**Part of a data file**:
────────
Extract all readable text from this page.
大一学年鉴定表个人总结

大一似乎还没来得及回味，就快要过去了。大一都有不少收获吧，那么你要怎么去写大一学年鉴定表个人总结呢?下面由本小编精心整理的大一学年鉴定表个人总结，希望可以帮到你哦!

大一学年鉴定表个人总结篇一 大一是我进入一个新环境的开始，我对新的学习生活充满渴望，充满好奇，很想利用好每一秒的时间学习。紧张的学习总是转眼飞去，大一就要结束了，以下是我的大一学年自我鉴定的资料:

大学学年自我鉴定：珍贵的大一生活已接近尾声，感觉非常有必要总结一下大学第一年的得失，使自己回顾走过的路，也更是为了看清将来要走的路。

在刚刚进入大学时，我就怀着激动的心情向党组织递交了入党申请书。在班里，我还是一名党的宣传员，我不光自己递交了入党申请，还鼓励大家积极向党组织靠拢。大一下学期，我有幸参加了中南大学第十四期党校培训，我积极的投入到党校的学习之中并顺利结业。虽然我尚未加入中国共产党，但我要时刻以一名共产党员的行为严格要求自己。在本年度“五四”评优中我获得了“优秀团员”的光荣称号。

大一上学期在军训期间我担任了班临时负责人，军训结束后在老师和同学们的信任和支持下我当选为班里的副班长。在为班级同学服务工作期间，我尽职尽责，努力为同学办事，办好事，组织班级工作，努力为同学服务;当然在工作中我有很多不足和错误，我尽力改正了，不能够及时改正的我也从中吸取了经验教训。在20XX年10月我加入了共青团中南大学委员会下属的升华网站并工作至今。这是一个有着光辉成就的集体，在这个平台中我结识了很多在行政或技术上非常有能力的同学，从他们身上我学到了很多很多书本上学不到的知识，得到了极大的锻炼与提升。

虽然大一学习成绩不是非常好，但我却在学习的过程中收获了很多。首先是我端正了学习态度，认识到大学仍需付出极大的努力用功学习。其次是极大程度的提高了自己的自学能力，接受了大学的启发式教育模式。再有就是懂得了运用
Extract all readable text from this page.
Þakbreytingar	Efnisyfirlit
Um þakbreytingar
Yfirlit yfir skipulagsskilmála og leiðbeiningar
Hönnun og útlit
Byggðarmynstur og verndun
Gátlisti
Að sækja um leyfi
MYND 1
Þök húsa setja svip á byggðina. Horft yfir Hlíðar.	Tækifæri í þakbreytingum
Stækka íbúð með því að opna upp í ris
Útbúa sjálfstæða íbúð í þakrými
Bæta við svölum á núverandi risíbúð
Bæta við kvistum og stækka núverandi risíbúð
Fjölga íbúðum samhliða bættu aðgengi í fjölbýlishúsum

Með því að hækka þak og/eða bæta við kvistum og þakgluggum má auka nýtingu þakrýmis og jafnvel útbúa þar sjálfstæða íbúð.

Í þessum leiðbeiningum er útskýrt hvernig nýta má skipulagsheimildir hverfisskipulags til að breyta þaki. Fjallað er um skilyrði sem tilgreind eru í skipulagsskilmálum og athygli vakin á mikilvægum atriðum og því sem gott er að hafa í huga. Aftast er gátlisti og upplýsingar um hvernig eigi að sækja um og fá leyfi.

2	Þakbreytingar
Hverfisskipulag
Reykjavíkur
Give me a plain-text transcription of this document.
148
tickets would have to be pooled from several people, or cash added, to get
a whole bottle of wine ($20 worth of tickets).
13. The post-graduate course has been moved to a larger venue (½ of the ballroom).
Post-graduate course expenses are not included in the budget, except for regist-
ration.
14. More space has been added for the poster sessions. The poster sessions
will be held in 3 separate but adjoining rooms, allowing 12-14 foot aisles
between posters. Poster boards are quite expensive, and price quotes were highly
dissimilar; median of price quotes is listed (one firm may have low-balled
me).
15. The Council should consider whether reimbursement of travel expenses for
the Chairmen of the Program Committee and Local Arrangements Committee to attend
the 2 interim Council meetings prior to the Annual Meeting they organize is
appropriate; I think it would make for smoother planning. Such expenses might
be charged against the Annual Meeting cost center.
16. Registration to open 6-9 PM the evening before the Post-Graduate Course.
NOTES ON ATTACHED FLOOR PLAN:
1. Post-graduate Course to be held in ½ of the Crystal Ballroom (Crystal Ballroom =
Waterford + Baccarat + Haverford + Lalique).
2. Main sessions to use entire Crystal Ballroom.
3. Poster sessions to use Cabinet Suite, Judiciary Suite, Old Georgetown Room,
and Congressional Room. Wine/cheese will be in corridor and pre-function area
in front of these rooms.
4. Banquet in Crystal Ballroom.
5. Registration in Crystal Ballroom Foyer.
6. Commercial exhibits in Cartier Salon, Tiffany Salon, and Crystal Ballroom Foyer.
────────
Go back to the data above and please quote exactly, and only, the lines from the line with "Give me a plain-text" through its last line.

Give me a plain-text transcription of this document.
148
tickets would have to be pooled from several people, or cash added, to get
a whole bottle of wine ($20 worth of tickets).
13. The post-graduate course has been moved to a larger venue (½ of the ballroom).
Post-graduate course expenses are not included in the budget, except for regist-
ration.
14. More space has been added for the poster sessions. The poster sessions
will be held in 3 separate but adjoining rooms, allowing 12-14 foot aisles
between posters. Poster boards are quite expensive, and price quotes were highly
dissimilar; median of price quotes is listed (one firm may have low-balled
me).
15. The Council should consider whether reimbursement of travel expenses for
the Chairmen of the Program Committee and Local Arrangements Committee to attend
the 2 interim Council meetings prior to the Annual Meeting they organize is
appropriate; I think it would make for smoother planning. Such expenses might
be charged against the Annual Meeting cost center.
16. Registration to open 6-9 PM the evening before the Post-Graduate Course.
NOTES ON ATTACHED FLOOR PLAN:
1. Post-graduate Course to be held in ½ of the Crystal Ballroom (Crystal Ballroom =
Waterford + Baccarat + Haverford + Lalique).
2. Main sessions to use entire Crystal Ballroom.
3. Poster sessions to use Cabinet Suite, Judiciary Suite, Old Georgetown Room,
and Congressional Room. Wine/cheese will be in corridor and pre-function area
in front of these rooms.
4. Banquet in Crystal Ballroom.
5. Registration in Crystal Ballroom Foyer.
6. Commercial exhibits in Cartier Salon, Tiffany Salon, and Crystal Ballroom Foyer.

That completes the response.